4 MINUTE READ | January 31, 2018

Active for Education

We’re onto month two of 2018, so it’s about time we ask: how’s your New Year’s resolution going?  80% of resolutions fail by February, so we want to help you succeed. For those committed to healthier routines, we’ve sourced inspiration from celebrity chef, Richard Blais. The Top Chef winner not only knows how to whip up delicious and nutritious meals, but has also lost more than 60 pounds over the last ten years with his running regiment.

 “I was a chef and I wasn’t in a fitness state of mind until I revamped my plan and started training with my wife. The first race we ran was a 10k. At the end of that I proposed to her as a theme of training for the rest of our lives together,” says Blais.

Now a seasoned runner, Blais recently ran the New York City Marathon on behalf of Room to Read. With two daughters, he knows how incredible it can be to watch your child grow educationally.

"Running for Room to Read [was] just amazing because not every kid gets a great ticket in the lottery of life,” says Blais. “It also helps to know that when you're at mile 24, you're running on behalf of millions of children potentially. It helps to have that responsibility on your shoulders when you're tired at the end of a marathon."

Steps for Sucess

Want to follow Blais’s lead and get active for education? Big change starts with small steps.

→ Exercise
Copy out the full Active for Education text word for word. The listing is not needed for this.

→ Data excerpt
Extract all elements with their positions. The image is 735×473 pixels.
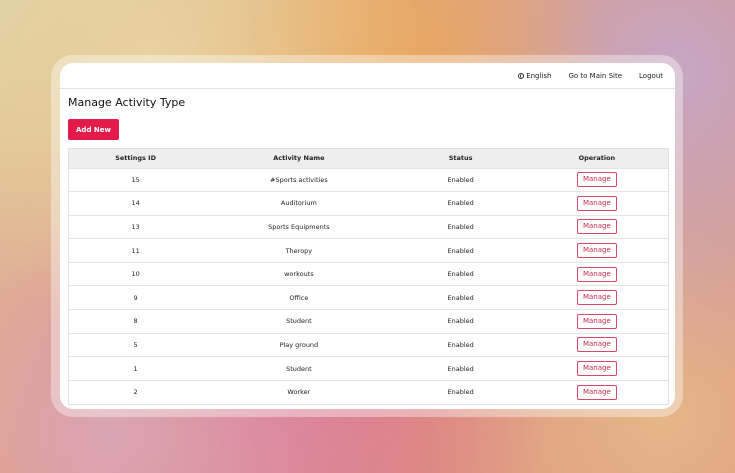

→ Solution to this problem
4 MINUTE READ | January 31, 2018

Active for Education

We’re onto month two of 2018, so it’s about time we ask: how’s your New Year’s resolution going?  80% of resolutions fail by February, so we want to help you succeed. For those committed to healthier routines, we’ve sourced inspiration from celebrity chef, Richard Blais. The Top Chef winner not only knows how to whip up delicious and nutritious meals, but has also lost more than 60 pounds over the last ten years with his running regiment.

 “I was a chef and I wasn’t in a fitness state of mind until I revamped my plan and started training with my wife. The first race we ran was a 10k. At the end of that I proposed to her as a theme of training for the rest of our lives together,” says Blais.

Now a seasoned runner, Blais recently ran the New York City Marathon on behalf of Room to Read. With two daughters, he knows how incredible it can be to watch your child grow educationally.

"Running for Room to Read [was] just amazing because not every kid gets a great ticket in the lottery of life,” says Blais. “It also helps to know that when you're at mile 24, you're running on behalf of millions of children potentially. It helps to have that responsibility on your shoulders when you're tired at the end of a marathon."

Steps for Sucess

Want to follow Blais’s lead and get active for education? Big change starts with small steps.